Check each line of the material. Copy those containing "durch".

-- START Records supplied --

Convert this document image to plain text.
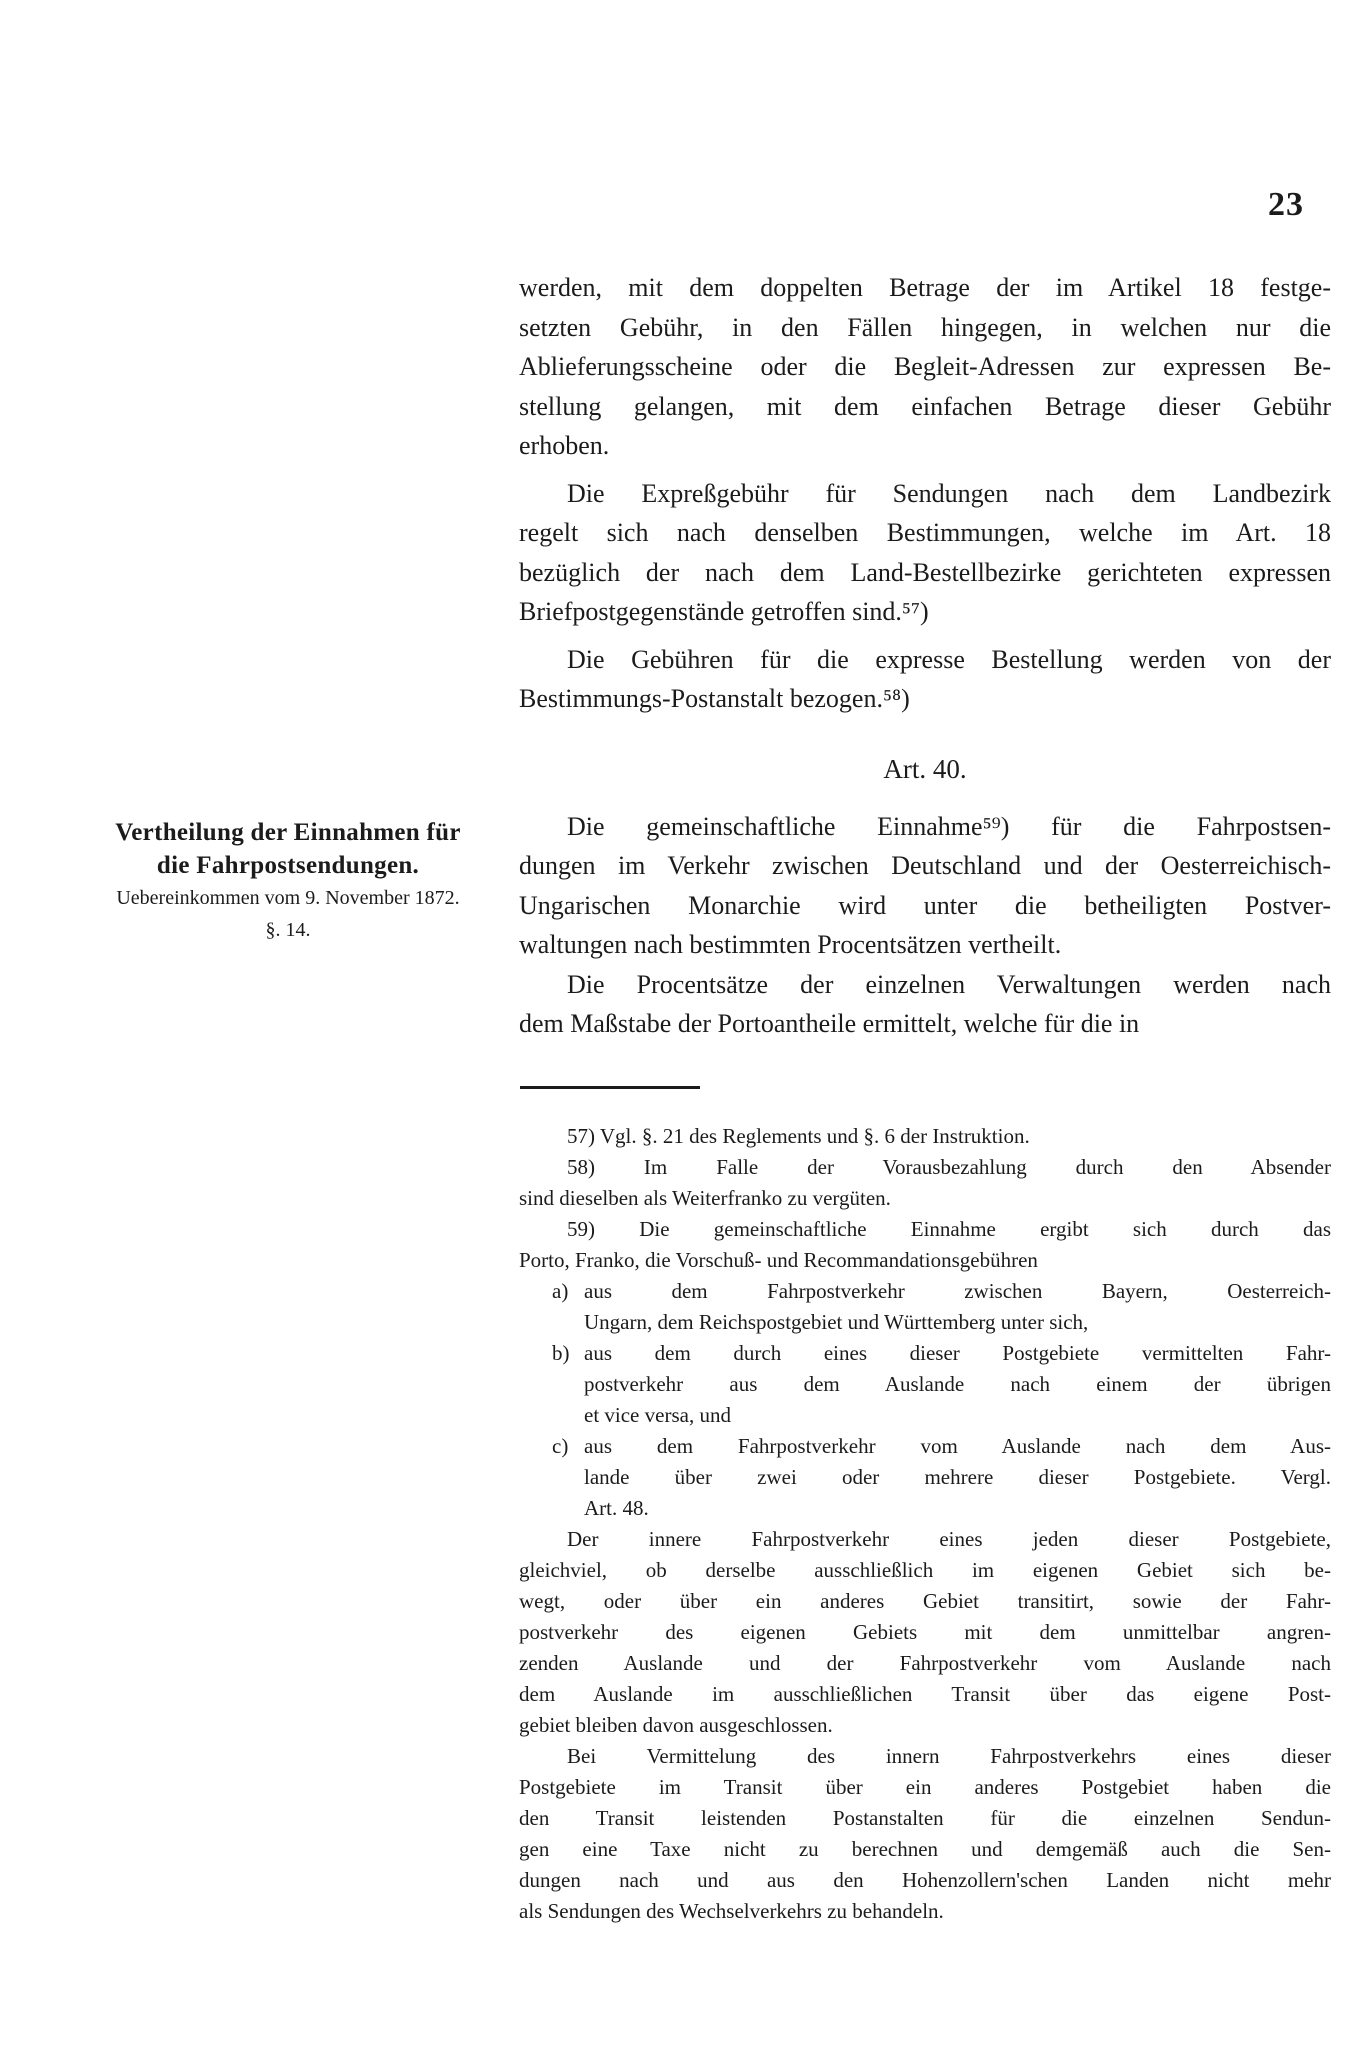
23
Vertheilung der Einnahmen für
die Fahrpostsendungen.
Uebereinkommen vom 9. November 1872.
§. 14.
werden, mit dem doppelten Betrage der im Artikel 18 festge-
setzten Gebühr, in den Fällen hingegen, in welchen nur die
Ablieferungsscheine oder die Begleit-Adressen zur expressen Be-
stellung gelangen, mit dem einfachen Betrage dieser Gebühr
erhoben.
Die Expreßgebühr für Sendungen nach dem Landbezirk
regelt sich nach denselben Bestimmungen, welche im Art. 18
bezüglich der nach dem Land-Bestellbezirke gerichteten expressen
Briefpostgegenstände getroffen sind.⁵⁷)
Die Gebühren für die expresse Bestellung werden von der
Bestimmungs-Postanstalt bezogen.⁵⁸)
Art. 40.
Die gemeinschaftliche Einnahme⁵⁹) für die Fahrpostsen-
dungen im Verkehr zwischen Deutschland und der Oesterreichisch-
Ungarischen Monarchie wird unter die betheiligten Postver-
waltungen nach bestimmten Procentsätzen vertheilt.
Die Procentsätze der einzelnen Verwaltungen werden nach
dem Maßstabe der Portoantheile ermittelt, welche für die in
57) Vgl. §. 21 des Reglements und §. 6 der Instruktion.
58) Im Falle der Vorausbezahlung durch den Absender
sind dieselben als Weiterfranko zu vergüten.
59) Die gemeinschaftliche Einnahme ergibt sich durch das
Porto, Franko, die Vorschuß- und Recommandationsgebühren
a) aus dem Fahrpostverkehr zwischen Bayern, Oesterreich-
Ungarn, dem Reichspostgebiet und Württemberg unter sich,
b) aus dem durch eines dieser Postgebiete vermittelten Fahr-
postverkehr aus dem Auslande nach einem der übrigen
et vice versa, und
c) aus dem Fahrpostverkehr vom Auslande nach dem Aus-
lande über zwei oder mehrere dieser Postgebiete. Vergl.
Art. 48.
Der innere Fahrpostverkehr eines jeden dieser Postgebiete,
gleichviel, ob derselbe ausschließlich im eigenen Gebiet sich be-
wegt, oder über ein anderes Gebiet transitirt, sowie der Fahr-
postverkehr des eigenen Gebiets mit dem unmittelbar angren-
zenden Auslande und der Fahrpostverkehr vom Auslande nach
dem Auslande im ausschließlichen Transit über das eigene Post-
gebiet bleiben davon ausgeschlossen.
Bei Vermittelung des innern Fahrpostverkehrs eines dieser
Postgebiete im Transit über ein anderes Postgebiet haben die
den Transit leistenden Postanstalten für die einzelnen Sendun-
gen eine Taxe nicht zu berechnen und demgemäß auch die Sen-
dungen nach und aus den Hohenzollern'schen Landen nicht mehr
als Sendungen des Wechselverkehrs zu behandeln.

-- END Records supplied --

## [Solution]
58) Im Falle der Vorausbezahlung durch den Absender
59) Die gemeinschaftliche Einnahme ergibt sich durch das
b) aus dem durch eines dieser Postgebiete vermittelten Fahr-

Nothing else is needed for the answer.